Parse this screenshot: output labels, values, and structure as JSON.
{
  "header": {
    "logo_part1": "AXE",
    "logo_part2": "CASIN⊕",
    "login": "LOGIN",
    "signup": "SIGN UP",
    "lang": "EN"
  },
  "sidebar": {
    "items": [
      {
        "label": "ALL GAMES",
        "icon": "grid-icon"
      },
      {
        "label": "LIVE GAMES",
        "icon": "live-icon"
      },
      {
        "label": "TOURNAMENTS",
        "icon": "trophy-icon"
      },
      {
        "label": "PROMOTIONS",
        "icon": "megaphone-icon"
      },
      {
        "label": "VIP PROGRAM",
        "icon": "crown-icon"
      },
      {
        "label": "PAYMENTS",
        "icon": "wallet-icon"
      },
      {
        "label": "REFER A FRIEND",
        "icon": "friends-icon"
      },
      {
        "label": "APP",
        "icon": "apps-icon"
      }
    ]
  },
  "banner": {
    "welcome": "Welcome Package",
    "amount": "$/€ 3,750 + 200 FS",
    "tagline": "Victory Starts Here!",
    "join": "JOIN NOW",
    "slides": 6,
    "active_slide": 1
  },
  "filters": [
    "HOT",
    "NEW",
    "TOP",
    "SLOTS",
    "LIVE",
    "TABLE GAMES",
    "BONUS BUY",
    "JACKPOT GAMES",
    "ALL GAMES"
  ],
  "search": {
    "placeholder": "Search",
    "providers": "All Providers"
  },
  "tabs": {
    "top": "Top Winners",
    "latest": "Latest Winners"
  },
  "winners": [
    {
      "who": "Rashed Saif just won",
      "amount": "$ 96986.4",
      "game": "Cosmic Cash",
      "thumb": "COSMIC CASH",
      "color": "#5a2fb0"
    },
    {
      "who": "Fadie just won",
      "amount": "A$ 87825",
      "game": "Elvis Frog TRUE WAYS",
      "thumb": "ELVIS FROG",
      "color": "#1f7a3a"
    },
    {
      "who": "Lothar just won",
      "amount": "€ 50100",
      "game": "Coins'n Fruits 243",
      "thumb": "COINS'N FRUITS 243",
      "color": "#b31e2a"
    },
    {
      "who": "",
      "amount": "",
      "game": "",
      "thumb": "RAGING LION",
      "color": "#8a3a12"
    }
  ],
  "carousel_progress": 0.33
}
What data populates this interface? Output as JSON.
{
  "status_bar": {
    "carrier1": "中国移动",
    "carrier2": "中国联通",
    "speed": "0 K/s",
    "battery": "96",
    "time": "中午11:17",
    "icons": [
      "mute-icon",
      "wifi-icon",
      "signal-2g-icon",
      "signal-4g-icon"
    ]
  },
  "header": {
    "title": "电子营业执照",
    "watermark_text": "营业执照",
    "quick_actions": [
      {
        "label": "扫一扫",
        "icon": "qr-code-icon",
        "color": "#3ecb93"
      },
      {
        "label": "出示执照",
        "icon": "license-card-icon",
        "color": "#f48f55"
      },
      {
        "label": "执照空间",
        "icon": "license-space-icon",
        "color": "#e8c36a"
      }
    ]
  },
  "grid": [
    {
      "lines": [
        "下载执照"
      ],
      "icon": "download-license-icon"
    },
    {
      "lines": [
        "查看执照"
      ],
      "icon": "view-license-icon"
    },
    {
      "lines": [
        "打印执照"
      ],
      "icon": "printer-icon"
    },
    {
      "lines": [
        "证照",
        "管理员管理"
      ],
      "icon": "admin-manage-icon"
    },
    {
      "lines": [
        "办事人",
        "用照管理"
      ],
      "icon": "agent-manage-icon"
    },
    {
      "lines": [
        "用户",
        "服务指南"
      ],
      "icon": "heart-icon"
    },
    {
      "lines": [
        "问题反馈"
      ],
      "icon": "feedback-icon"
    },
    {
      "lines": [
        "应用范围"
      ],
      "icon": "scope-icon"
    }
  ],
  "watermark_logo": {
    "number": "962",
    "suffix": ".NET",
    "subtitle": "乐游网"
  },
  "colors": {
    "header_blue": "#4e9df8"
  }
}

#####

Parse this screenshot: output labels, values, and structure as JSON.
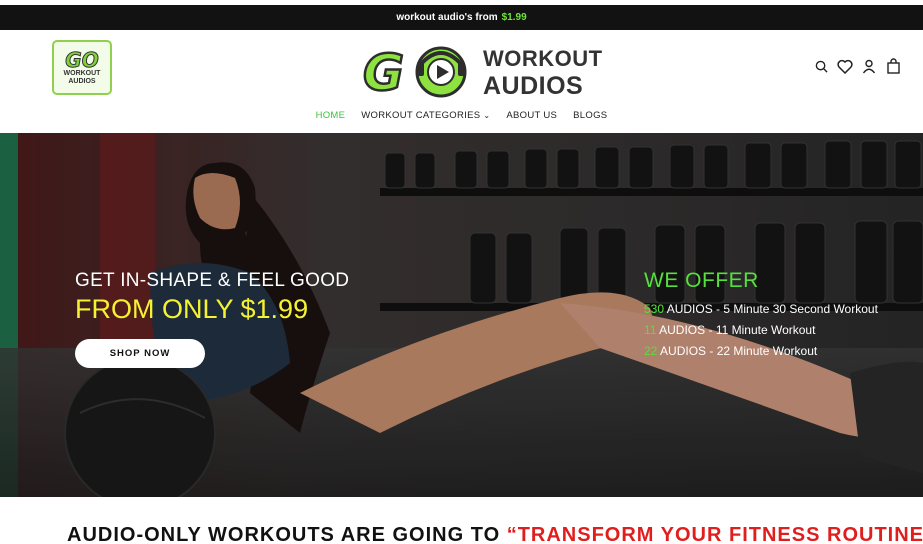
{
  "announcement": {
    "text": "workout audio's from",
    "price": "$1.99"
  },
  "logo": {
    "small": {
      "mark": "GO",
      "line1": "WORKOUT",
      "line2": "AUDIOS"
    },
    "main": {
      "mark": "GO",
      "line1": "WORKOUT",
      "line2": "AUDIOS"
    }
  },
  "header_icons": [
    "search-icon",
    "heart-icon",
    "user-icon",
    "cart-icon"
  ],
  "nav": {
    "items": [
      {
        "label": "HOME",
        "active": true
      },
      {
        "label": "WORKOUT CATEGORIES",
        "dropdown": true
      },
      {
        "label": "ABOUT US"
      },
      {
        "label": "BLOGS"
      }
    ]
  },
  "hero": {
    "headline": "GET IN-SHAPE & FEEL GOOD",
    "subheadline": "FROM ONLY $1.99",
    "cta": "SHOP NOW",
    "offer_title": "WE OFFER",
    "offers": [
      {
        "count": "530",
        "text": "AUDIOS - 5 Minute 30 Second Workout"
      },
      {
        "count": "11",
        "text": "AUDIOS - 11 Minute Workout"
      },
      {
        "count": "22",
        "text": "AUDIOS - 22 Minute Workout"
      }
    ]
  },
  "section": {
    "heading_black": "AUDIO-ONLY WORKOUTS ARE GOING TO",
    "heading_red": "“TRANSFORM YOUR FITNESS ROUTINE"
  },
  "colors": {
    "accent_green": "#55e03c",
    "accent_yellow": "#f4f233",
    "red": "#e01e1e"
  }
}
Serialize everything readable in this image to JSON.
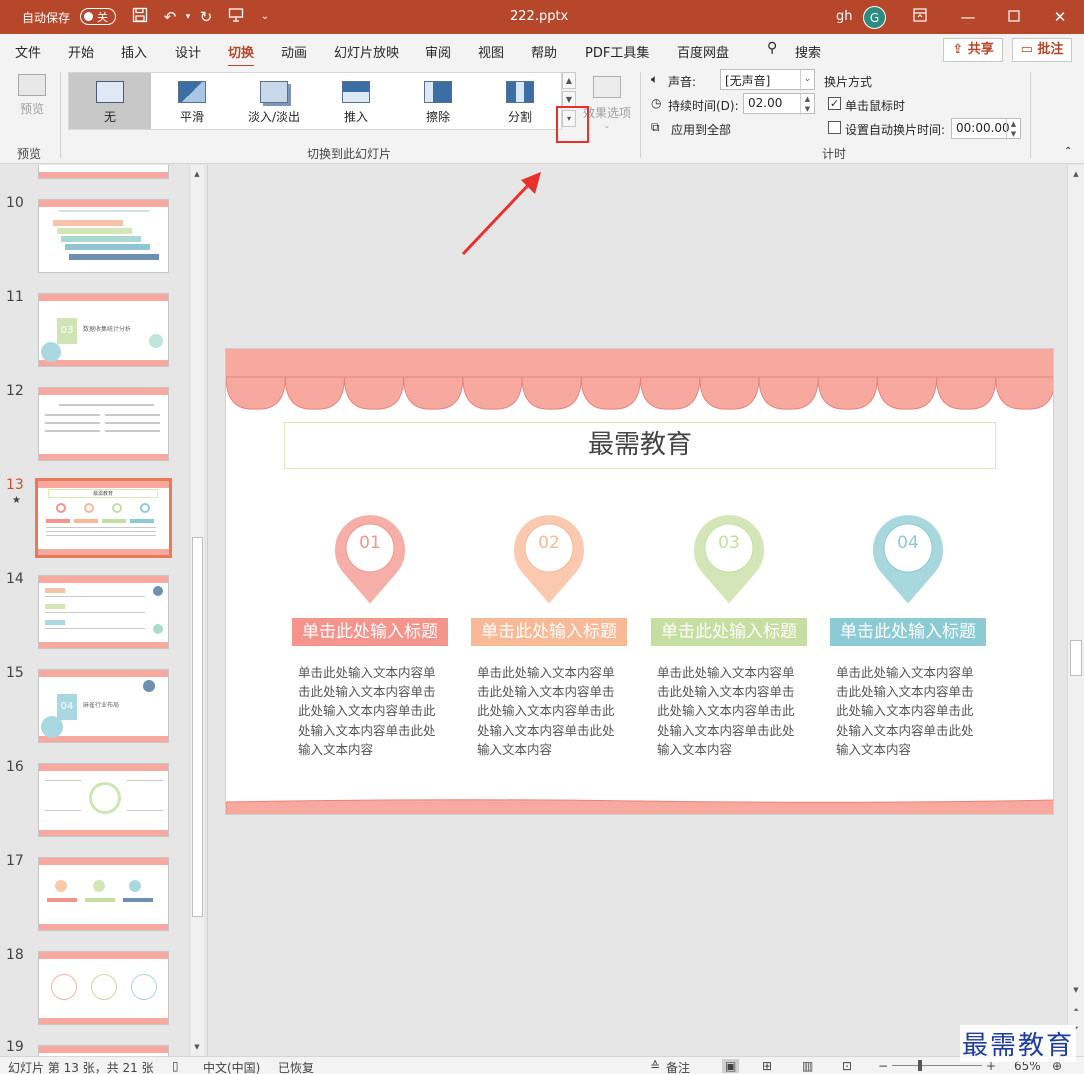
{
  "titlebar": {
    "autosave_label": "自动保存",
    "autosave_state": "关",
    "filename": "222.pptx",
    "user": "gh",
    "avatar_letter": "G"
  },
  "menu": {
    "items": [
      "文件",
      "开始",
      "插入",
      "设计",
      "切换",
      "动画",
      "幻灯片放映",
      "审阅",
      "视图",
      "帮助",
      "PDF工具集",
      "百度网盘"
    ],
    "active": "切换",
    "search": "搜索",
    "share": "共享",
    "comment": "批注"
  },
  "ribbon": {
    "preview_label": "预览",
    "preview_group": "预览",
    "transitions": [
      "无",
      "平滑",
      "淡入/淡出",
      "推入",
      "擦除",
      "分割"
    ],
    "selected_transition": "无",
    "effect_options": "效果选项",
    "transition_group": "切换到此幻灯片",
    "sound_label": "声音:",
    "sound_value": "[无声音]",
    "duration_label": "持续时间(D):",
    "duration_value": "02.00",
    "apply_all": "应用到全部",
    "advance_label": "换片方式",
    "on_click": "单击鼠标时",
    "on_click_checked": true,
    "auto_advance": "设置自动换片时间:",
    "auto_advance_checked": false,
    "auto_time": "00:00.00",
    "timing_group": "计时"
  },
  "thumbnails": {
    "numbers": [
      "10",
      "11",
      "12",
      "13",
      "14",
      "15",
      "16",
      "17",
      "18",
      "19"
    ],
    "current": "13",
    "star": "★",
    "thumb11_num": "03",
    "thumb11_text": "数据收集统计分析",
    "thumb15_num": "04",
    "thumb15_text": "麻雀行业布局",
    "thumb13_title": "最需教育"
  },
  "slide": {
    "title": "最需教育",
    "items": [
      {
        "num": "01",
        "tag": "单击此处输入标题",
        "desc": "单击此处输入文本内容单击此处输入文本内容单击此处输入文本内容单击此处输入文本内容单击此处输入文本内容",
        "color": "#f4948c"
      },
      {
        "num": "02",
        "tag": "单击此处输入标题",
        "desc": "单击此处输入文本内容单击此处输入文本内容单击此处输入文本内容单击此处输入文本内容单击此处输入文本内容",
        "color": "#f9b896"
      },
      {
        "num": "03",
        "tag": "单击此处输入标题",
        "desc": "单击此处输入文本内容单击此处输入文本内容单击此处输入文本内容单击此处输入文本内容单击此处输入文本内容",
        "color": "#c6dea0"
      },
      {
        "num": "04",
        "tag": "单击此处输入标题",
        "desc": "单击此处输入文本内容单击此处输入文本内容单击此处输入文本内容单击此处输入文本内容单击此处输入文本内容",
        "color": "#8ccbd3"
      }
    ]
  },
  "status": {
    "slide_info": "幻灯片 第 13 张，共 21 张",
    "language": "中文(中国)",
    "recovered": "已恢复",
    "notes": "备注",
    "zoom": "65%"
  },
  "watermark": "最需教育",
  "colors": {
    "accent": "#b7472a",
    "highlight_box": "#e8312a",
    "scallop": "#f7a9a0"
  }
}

#####

— EXERCISE OBJECTIVE —
List each line in the listing that contains the string "JSON".

— ANSWER TO THE TASK —
Parse this screenshot: output labels, values, and structure as JSON.
What data populates this interface? Output as JSON.
Parse this screenshot: output labels, values, and structure as JSON.
Serialize everything readable in this image to JSON.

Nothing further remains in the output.